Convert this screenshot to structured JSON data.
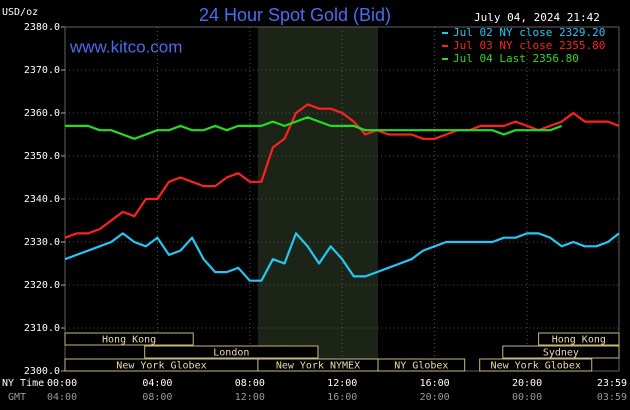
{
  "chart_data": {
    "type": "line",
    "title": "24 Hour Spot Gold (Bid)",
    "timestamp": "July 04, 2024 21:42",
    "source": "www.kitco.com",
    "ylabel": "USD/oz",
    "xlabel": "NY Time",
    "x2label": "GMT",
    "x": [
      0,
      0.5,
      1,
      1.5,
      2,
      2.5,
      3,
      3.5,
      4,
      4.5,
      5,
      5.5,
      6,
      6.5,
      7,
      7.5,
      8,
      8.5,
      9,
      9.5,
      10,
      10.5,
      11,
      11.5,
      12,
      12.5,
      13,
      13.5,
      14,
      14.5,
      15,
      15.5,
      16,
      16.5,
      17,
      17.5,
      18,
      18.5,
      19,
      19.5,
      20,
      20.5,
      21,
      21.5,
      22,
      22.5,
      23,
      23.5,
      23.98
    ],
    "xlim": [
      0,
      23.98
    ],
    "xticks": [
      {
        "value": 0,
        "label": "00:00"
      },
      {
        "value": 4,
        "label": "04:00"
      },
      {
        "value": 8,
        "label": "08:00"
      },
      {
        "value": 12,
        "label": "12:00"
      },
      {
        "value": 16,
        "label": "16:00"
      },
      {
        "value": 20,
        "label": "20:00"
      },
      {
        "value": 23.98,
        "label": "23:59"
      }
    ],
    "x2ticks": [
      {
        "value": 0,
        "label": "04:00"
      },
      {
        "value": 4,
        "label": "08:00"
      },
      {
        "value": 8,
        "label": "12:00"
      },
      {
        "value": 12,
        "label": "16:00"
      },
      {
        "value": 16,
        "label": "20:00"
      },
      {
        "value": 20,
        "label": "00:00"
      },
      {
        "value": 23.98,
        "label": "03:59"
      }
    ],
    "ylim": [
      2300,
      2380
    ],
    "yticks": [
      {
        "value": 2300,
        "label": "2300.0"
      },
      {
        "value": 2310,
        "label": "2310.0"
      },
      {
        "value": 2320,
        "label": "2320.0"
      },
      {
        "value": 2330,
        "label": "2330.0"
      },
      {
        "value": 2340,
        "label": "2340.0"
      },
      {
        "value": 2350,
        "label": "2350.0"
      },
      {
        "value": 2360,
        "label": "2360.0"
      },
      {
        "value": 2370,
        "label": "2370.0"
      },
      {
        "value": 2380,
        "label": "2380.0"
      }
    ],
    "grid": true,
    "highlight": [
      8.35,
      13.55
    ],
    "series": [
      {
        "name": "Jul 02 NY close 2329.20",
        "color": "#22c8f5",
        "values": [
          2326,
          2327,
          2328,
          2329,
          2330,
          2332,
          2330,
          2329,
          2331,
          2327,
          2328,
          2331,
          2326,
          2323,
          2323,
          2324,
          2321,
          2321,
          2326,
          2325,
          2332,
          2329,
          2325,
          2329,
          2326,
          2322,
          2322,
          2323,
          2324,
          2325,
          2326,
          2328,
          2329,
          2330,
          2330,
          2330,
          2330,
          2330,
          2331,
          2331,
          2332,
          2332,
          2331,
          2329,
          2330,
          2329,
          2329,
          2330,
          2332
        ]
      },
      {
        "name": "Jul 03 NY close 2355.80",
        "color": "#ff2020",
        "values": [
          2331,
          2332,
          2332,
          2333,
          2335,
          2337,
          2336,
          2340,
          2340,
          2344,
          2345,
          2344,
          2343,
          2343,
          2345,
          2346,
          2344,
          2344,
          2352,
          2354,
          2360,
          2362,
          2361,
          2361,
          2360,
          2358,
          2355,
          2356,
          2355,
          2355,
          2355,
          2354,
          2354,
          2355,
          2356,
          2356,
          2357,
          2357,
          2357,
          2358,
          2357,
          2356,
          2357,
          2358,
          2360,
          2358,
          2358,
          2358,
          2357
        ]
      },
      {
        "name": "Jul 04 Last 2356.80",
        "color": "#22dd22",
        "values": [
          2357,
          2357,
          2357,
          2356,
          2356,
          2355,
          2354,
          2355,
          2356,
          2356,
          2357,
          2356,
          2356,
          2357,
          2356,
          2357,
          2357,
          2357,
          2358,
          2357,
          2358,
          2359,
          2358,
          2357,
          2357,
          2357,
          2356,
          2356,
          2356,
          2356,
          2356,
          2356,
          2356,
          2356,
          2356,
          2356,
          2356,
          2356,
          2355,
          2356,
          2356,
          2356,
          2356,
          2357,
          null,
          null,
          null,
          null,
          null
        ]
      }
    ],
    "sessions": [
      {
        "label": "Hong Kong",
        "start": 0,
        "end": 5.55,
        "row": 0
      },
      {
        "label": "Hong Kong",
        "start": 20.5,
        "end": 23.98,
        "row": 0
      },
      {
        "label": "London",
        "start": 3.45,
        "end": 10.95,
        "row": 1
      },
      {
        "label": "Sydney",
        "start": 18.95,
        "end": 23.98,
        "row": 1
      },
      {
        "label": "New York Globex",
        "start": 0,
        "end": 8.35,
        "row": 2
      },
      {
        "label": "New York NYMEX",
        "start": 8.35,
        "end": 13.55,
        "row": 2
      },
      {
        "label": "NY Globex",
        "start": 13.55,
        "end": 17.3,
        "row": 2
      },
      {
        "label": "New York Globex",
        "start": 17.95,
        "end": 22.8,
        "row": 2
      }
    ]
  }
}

━━━━━━━━━━━━━━━━━━━━

SHORT TASK – Tell how many lines include "start". The number is the whole answer.

ANSWER FOR THE TASK – 8